- DATA TO USE
....
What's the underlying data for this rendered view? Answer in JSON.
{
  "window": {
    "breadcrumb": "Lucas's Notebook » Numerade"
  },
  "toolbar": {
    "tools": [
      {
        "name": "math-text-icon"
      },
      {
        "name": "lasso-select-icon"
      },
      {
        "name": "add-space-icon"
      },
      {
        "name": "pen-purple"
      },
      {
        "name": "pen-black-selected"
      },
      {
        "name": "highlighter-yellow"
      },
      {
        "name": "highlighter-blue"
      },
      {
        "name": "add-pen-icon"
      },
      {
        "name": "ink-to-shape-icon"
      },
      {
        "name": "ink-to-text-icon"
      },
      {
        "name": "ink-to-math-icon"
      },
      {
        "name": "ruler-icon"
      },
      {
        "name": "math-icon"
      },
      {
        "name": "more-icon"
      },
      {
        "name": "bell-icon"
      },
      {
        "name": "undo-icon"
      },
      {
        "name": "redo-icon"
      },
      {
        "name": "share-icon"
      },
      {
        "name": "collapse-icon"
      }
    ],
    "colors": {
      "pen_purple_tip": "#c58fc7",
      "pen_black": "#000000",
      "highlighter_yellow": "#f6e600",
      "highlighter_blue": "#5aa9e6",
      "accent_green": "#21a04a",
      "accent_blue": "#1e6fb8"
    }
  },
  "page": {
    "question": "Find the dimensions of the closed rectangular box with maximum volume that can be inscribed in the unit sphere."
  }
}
....
- JOB
Quote every line of the data, word for word.

- COMPLETE RESPONSE
What's the underlying data for this rendered view? Answer in JSON.
{
  "window": {
    "breadcrumb": "Lucas's Notebook » Numerade"
  },
  "toolbar": {
    "tools": [
      {
        "name": "math-text-icon"
      },
      {
        "name": "lasso-select-icon"
      },
      {
        "name": "add-space-icon"
      },
      {
        "name": "pen-purple"
      },
      {
        "name": "pen-black-selected"
      },
      {
        "name": "highlighter-yellow"
      },
      {
        "name": "highlighter-blue"
      },
      {
        "name": "add-pen-icon"
      },
      {
        "name": "ink-to-shape-icon"
      },
      {
        "name": "ink-to-text-icon"
      },
      {
        "name": "ink-to-math-icon"
      },
      {
        "name": "ruler-icon"
      },
      {
        "name": "math-icon"
      },
      {
        "name": "more-icon"
      },
      {
        "name": "bell-icon"
      },
      {
        "name": "undo-icon"
      },
      {
        "name": "redo-icon"
      },
      {
        "name": "share-icon"
      },
      {
        "name": "collapse-icon"
      }
    ],
    "colors": {
      "pen_purple_tip": "#c58fc7",
      "pen_black": "#000000",
      "highlighter_yellow": "#f6e600",
      "highlighter_blue": "#5aa9e6",
      "accent_green": "#21a04a",
      "accent_blue": "#1e6fb8"
    }
  },
  "page": {
    "question": "Find the dimensions of the closed rectangular box with maximum volume that can be inscribed in the unit sphere."
  }
}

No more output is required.